▶ **Written instruction**: Count the lines that hold the string "color". Reply with the number alone.

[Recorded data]
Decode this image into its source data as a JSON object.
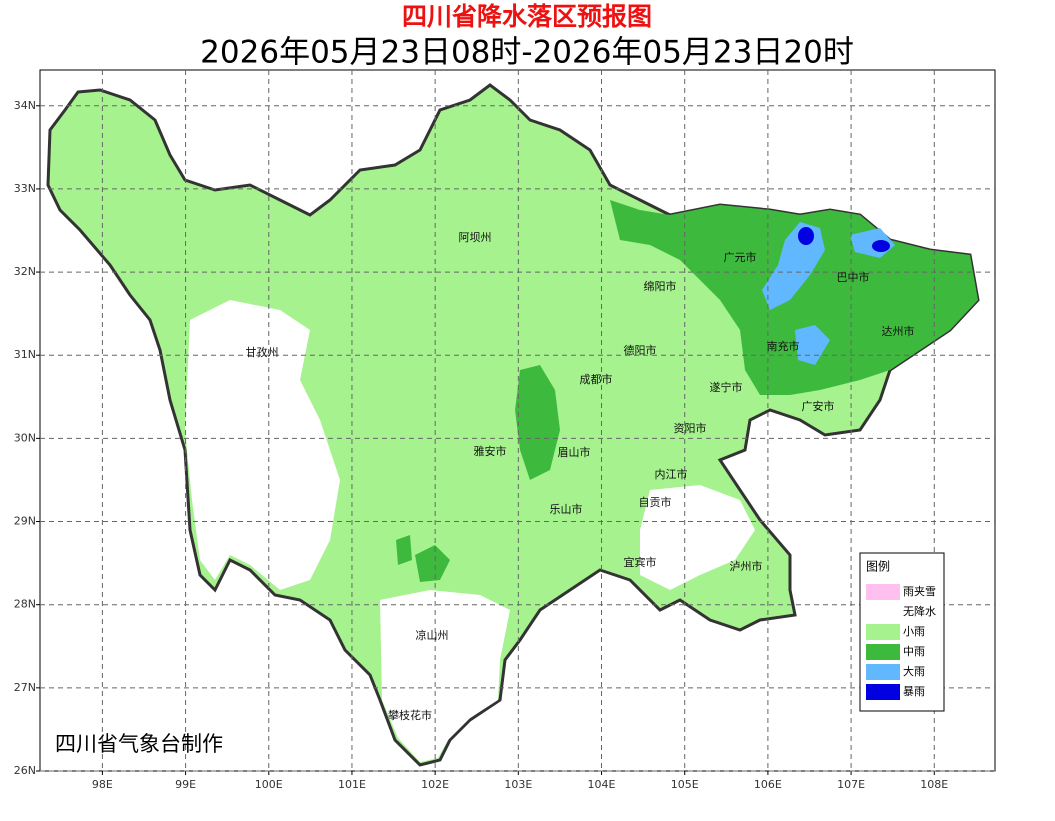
{
  "header": {
    "title": "四川省降水落区预报图",
    "subtitle": "2026年05月23日08时-2026年05月23日20时"
  },
  "map": {
    "xlim": [
      97.25,
      108.73
    ],
    "ylim": [
      26,
      34.43
    ],
    "grid": true,
    "xticks": [
      {
        "value": 98,
        "label": "98E"
      },
      {
        "value": 99,
        "label": "99E"
      },
      {
        "value": 100,
        "label": "100E"
      },
      {
        "value": 101,
        "label": "101E"
      },
      {
        "value": 102,
        "label": "102E"
      },
      {
        "value": 103,
        "label": "103E"
      },
      {
        "value": 104,
        "label": "104E"
      },
      {
        "value": 105,
        "label": "105E"
      },
      {
        "value": 106,
        "label": "106E"
      },
      {
        "value": 107,
        "label": "107E"
      },
      {
        "value": 108,
        "label": "108E"
      }
    ],
    "yticks": [
      {
        "value": 26,
        "label": "26N"
      },
      {
        "value": 27,
        "label": "27N"
      },
      {
        "value": 28,
        "label": "28N"
      },
      {
        "value": 29,
        "label": "29N"
      },
      {
        "value": 30,
        "label": "30N"
      },
      {
        "value": 31,
        "label": "31N"
      },
      {
        "value": 32,
        "label": "32N"
      },
      {
        "value": 33,
        "label": "33N"
      },
      {
        "value": 34,
        "label": "34N"
      }
    ],
    "regions": [
      "阿坝州",
      "甘孜州",
      "广元市",
      "巴中市",
      "绵阳市",
      "达州市",
      "德阳市",
      "南充市",
      "成都市",
      "遂宁市",
      "广安市",
      "资阳市",
      "雅安市",
      "眉山市",
      "内江市",
      "自贡市",
      "乐山市",
      "宜宾市",
      "泸州市",
      "凉山州",
      "攀枝花市"
    ]
  },
  "legend": {
    "title": "图例",
    "items": [
      {
        "label": "雨夹雪",
        "color": "#ffc0f0"
      },
      {
        "label": "无降水",
        "color": "#ffffff"
      },
      {
        "label": "小雨",
        "color": "#a6f28f"
      },
      {
        "label": "中雨",
        "color": "#3dba3d"
      },
      {
        "label": "大雨",
        "color": "#61b8ff"
      },
      {
        "label": "暴雨",
        "color": "#0000e1"
      }
    ]
  },
  "credit": "四川省气象台制作"
}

▶ **Full answer**: 6